Every entry should be repeated exactly. Omit the pictures.

◇ ◇ ◇ ◇ ◇

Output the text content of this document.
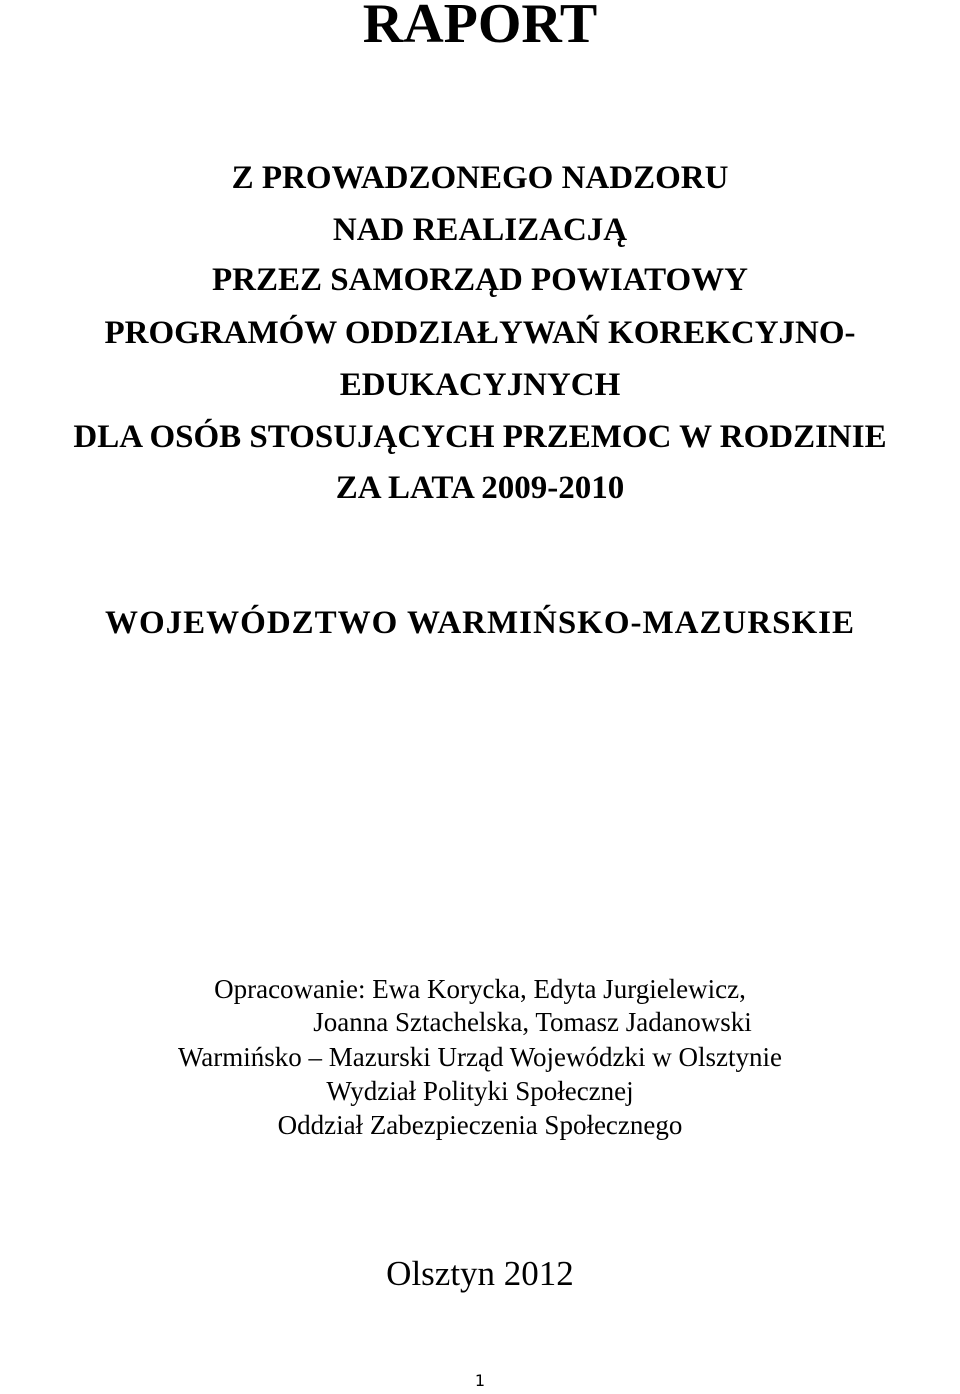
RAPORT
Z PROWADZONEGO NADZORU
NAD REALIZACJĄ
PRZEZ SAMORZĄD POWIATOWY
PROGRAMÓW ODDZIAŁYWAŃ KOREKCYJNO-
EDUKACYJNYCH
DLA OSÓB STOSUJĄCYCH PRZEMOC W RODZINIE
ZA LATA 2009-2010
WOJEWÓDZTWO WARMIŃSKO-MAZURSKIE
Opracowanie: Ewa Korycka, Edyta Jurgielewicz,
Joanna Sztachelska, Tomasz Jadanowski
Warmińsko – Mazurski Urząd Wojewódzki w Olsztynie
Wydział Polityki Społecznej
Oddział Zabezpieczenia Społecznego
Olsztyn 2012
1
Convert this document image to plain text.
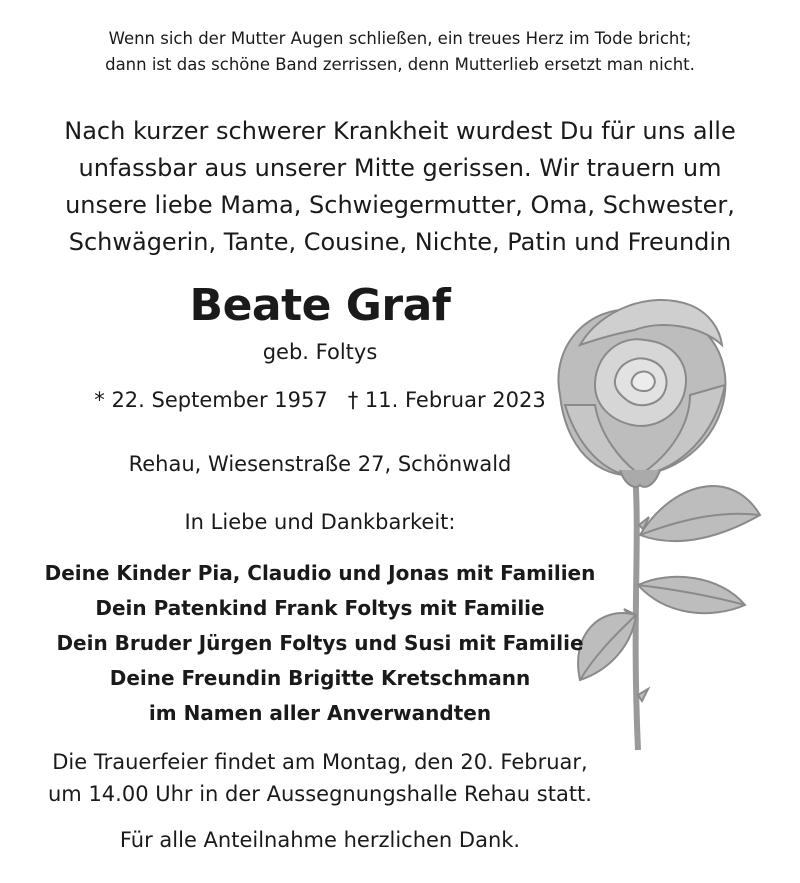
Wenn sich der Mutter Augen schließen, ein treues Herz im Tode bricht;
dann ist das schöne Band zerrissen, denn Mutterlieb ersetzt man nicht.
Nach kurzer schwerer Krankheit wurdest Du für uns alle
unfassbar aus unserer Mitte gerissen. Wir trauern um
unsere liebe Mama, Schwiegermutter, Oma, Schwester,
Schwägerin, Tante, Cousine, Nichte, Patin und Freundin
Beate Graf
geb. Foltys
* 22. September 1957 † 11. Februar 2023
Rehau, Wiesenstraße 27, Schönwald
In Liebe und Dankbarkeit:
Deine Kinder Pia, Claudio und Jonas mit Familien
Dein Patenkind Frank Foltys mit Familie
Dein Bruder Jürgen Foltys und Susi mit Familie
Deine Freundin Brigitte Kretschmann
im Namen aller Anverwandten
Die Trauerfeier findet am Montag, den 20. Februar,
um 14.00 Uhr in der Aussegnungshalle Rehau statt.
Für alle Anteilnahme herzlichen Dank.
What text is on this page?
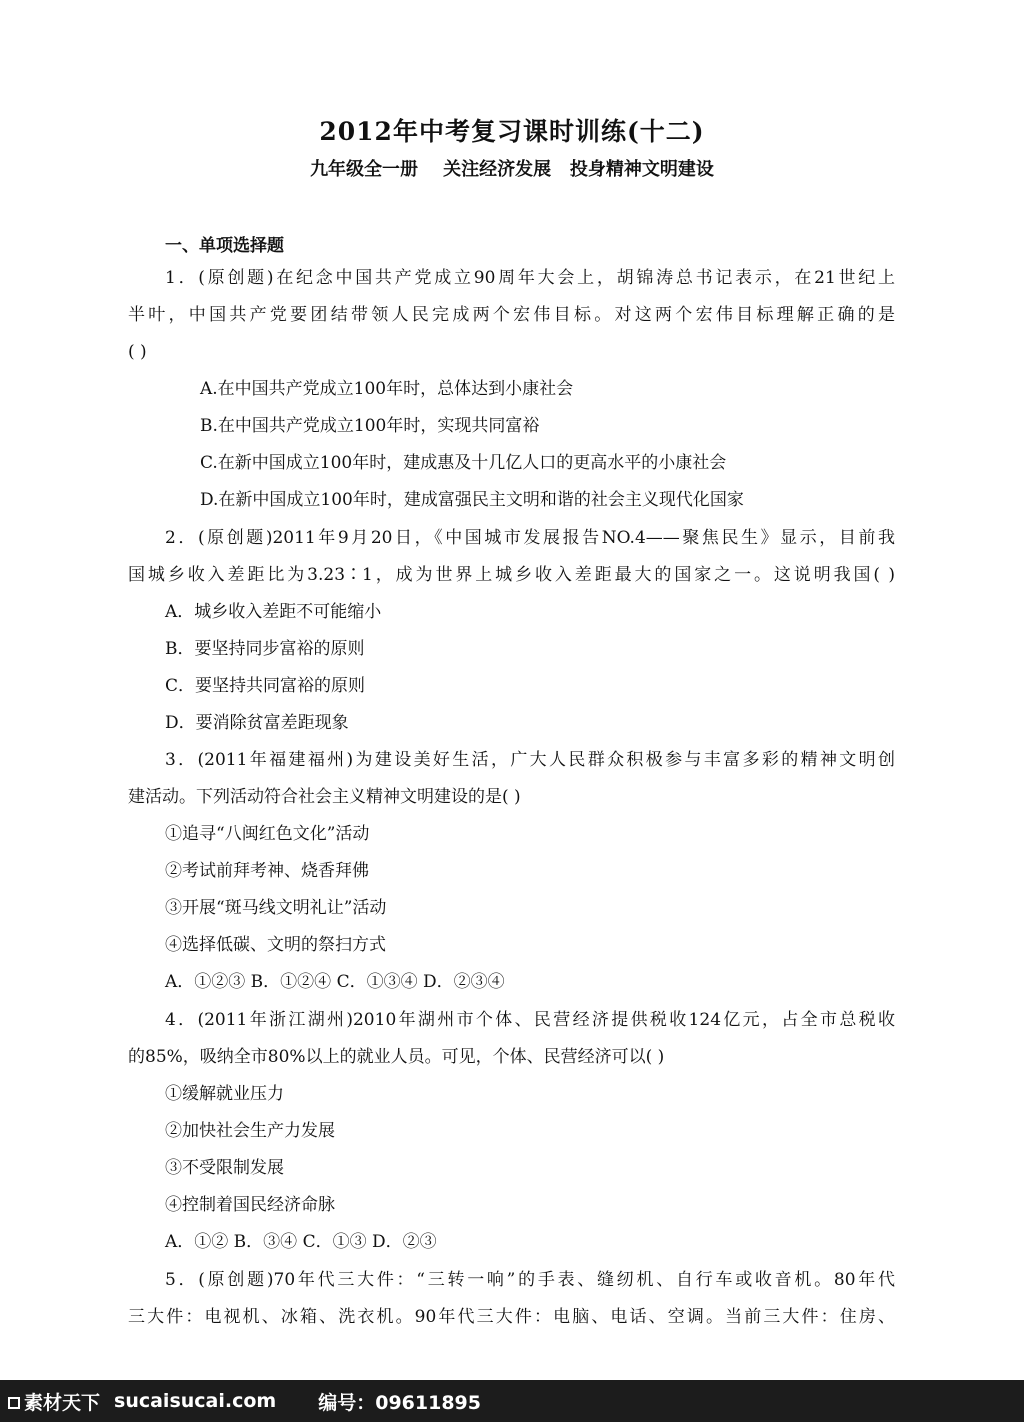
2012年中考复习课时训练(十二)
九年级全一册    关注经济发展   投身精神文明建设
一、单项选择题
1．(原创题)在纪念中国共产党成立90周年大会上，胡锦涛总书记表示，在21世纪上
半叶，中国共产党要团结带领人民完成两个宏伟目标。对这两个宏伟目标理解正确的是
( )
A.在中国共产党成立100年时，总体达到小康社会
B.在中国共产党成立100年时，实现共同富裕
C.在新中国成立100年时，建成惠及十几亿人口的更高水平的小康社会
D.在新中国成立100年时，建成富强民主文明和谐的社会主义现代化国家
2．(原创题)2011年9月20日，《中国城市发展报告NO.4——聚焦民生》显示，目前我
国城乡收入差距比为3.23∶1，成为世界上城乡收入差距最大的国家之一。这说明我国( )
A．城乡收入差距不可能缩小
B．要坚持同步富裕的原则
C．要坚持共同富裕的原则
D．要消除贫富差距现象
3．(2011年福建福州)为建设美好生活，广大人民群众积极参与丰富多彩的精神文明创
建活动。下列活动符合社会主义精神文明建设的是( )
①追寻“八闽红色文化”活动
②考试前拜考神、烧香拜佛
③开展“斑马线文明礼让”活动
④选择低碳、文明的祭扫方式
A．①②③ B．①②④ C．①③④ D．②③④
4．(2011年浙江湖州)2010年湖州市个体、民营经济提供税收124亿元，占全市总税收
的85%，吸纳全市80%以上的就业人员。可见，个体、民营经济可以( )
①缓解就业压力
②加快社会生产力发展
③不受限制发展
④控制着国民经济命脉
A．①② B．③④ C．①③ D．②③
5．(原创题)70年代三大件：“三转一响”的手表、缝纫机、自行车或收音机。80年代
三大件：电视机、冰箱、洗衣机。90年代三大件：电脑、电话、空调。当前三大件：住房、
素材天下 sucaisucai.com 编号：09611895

◇ ◇ ◇ ◇ ◇

» **Result**
Output the text content of this document.
RAPORT
Z PROWADZONEGO NADZORU
NAD REALIZACJĄ
PRZEZ SAMORZĄD POWIATOWY
PROGRAMÓW ODDZIAŁYWAŃ KOREKCYJNO-
EDUKACYJNYCH
DLA OSÓB STOSUJĄCYCH PRZEMOC W RODZINIE
ZA LATA 2009-2010
WOJEWÓDZTWO WARMIŃSKO-MAZURSKIE
Opracowanie: Ewa Korycka, Edyta Jurgielewicz,
Joanna Sztachelska, Tomasz Jadanowski
Warmińsko – Mazurski Urząd Wojewódzki w Olsztynie
Wydział Polityki Społecznej
Oddział Zabezpieczenia Społecznego
Olsztyn 2012
1
Convert this document image to plain text.
Wenn sich der Mutter Augen schließen, ein treues Herz im Tode bricht;
dann ist das schöne Band zerrissen, denn Mutterlieb ersetzt man nicht.
Nach kurzer schwerer Krankheit wurdest Du für uns alle
unfassbar aus unserer Mitte gerissen. Wir trauern um
unsere liebe Mama, Schwiegermutter, Oma, Schwester,
Schwägerin, Tante, Cousine, Nichte, Patin und Freundin
Beate Graf
geb. Foltys
* 22. September 1957 † 11. Februar 2023
Rehau, Wiesenstraße 27, Schönwald
In Liebe und Dankbarkeit:
Deine Kinder Pia, Claudio und Jonas mit Familien
Dein Patenkind Frank Foltys mit Familie
Dein Bruder Jürgen Foltys und Susi mit Familie
Deine Freundin Brigitte Kretschmann
im Namen aller Anverwandten
Die Trauerfeier findet am Montag, den 20. Februar,
um 14.00 Uhr in der Aussegnungshalle Rehau statt.
Für alle Anteilnahme herzlichen Dank.
What text is on this page?
2012年中考复习课时训练(十二)
九年级全一册    关注经济发展   投身精神文明建设
一、单项选择题
1．(原创题)在纪念中国共产党成立90周年大会上，胡锦涛总书记表示，在21世纪上
半叶，中国共产党要团结带领人民完成两个宏伟目标。对这两个宏伟目标理解正确的是
( )
A.在中国共产党成立100年时，总体达到小康社会
B.在中国共产党成立100年时，实现共同富裕
C.在新中国成立100年时，建成惠及十几亿人口的更高水平的小康社会
D.在新中国成立100年时，建成富强民主文明和谐的社会主义现代化国家
2．(原创题)2011年9月20日，《中国城市发展报告NO.4——聚焦民生》显示，目前我
国城乡收入差距比为3.23∶1，成为世界上城乡收入差距最大的国家之一。这说明我国( )
A．城乡收入差距不可能缩小
B．要坚持同步富裕的原则
C．要坚持共同富裕的原则
D．要消除贫富差距现象
3．(2011年福建福州)为建设美好生活，广大人民群众积极参与丰富多彩的精神文明创
建活动。下列活动符合社会主义精神文明建设的是( )
①追寻“八闽红色文化”活动
②考试前拜考神、烧香拜佛
③开展“斑马线文明礼让”活动
④选择低碳、文明的祭扫方式
A．①②③ B．①②④ C．①③④ D．②③④
4．(2011年浙江湖州)2010年湖州市个体、民营经济提供税收124亿元，占全市总税收
的85%，吸纳全市80%以上的就业人员。可见，个体、民营经济可以( )
①缓解就业压力
②加快社会生产力发展
③不受限制发展
④控制着国民经济命脉
A．①② B．③④ C．①③ D．②③
5．(原创题)70年代三大件：“三转一响”的手表、缝纫机、自行车或收音机。80年代
三大件：电视机、冰箱、洗衣机。90年代三大件：电脑、电话、空调。当前三大件：住房、
素材天下 sucaisucai.com 编号：09611895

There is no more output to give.